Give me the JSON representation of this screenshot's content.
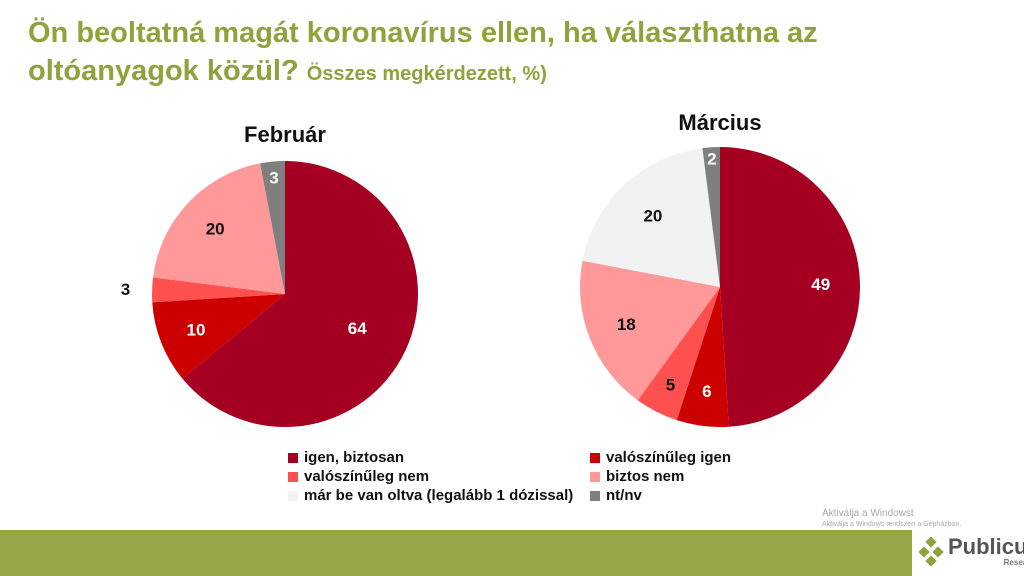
{
  "title": "Ön beoltatná magát koronavírus ellen, ha választhatna az oltóanyagok közül?",
  "subtitle": "Összes megkérdezett, %)",
  "chart_data": [
    {
      "type": "pie",
      "title": "Február",
      "categories": [
        "igen, biztosan",
        "valószínűleg igen",
        "valószínűleg nem",
        "biztos nem",
        "nt/nv"
      ],
      "values": [
        64,
        10,
        3,
        20,
        3
      ]
    },
    {
      "type": "pie",
      "title": "Március",
      "categories": [
        "igen, biztosan",
        "valószínűleg igen",
        "valószínűleg nem",
        "biztos nem",
        "már be van oltva (legalább 1 dózissal)",
        "nt/nv"
      ],
      "values": [
        49,
        6,
        5,
        18,
        20,
        2
      ]
    }
  ],
  "legend": [
    {
      "label": "igen, biztosan",
      "color": "#A50021"
    },
    {
      "label": "valószínűleg igen",
      "color": "#CC0000"
    },
    {
      "label": "valószínűleg nem",
      "color": "#FF5050"
    },
    {
      "label": "biztos nem",
      "color": "#FF9999"
    },
    {
      "label": "már be van oltva (legalább 1 dózissal)",
      "color": "#F2F2F2"
    },
    {
      "label": "nt/nv",
      "color": "#7F7F7F"
    }
  ],
  "watermark": {
    "line1": "Aktiválja a Windowst",
    "line2": "Aktiválja a Windows rendszert a Gépházban."
  },
  "logo": {
    "name": "Publicus",
    "sub": "Research"
  }
}
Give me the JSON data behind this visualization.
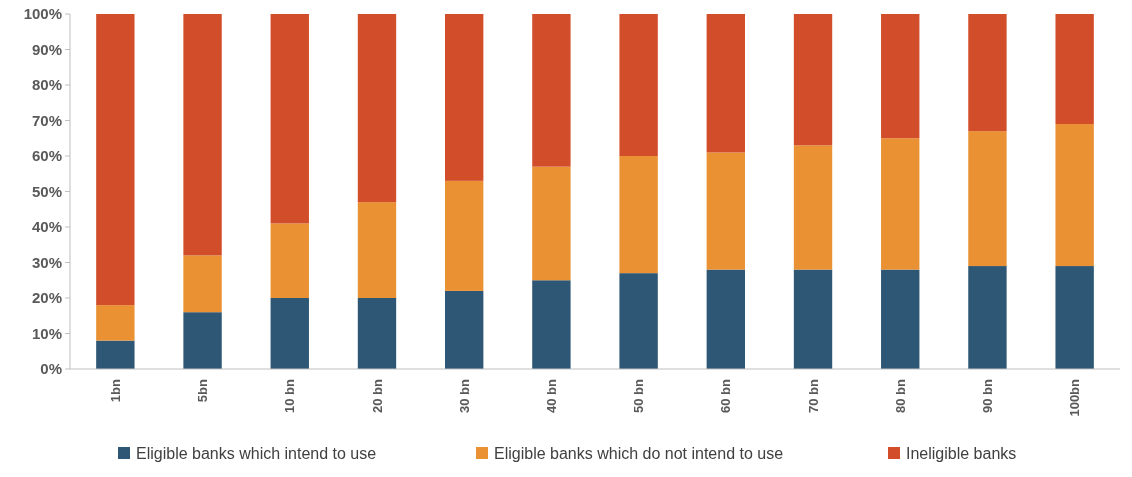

--

PROBLEM DETAILS ▸ Keep the pictures out and write out the records exactly.

OUTPUT ▸
Give me the JSON representation of this screenshot's content.
{
  "title": "Ön beoltatná magát koronavírus ellen, ha választhatna az oltóanyagok közül?",
  "subtitle": "Összes megkérdezett, %)",
  "chart_data": [
    {
      "type": "pie",
      "title": "Február",
      "categories": [
        "igen, biztosan",
        "valószínűleg igen",
        "valószínűleg nem",
        "biztos nem",
        "nt/nv"
      ],
      "values": [
        64,
        10,
        3,
        20,
        3
      ]
    },
    {
      "type": "pie",
      "title": "Március",
      "categories": [
        "igen, biztosan",
        "valószínűleg igen",
        "valószínűleg nem",
        "biztos nem",
        "már be van oltva (legalább 1 dózissal)",
        "nt/nv"
      ],
      "values": [
        49,
        6,
        5,
        18,
        20,
        2
      ]
    }
  ],
  "legend": [
    {
      "label": "igen, biztosan",
      "color": "#A50021"
    },
    {
      "label": "valószínűleg igen",
      "color": "#CC0000"
    },
    {
      "label": "valószínűleg nem",
      "color": "#FF5050"
    },
    {
      "label": "biztos nem",
      "color": "#FF9999"
    },
    {
      "label": "már be van oltva (legalább 1 dózissal)",
      "color": "#F2F2F2"
    },
    {
      "label": "nt/nv",
      "color": "#7F7F7F"
    }
  ],
  "watermark": {
    "line1": "Aktiválja a Windowst",
    "line2": "Aktiválja a Windows rendszert a Gépházban."
  },
  "logo": {
    "name": "Publicus",
    "sub": "Research"
  }
}
Give me the JSON data behind this visualization.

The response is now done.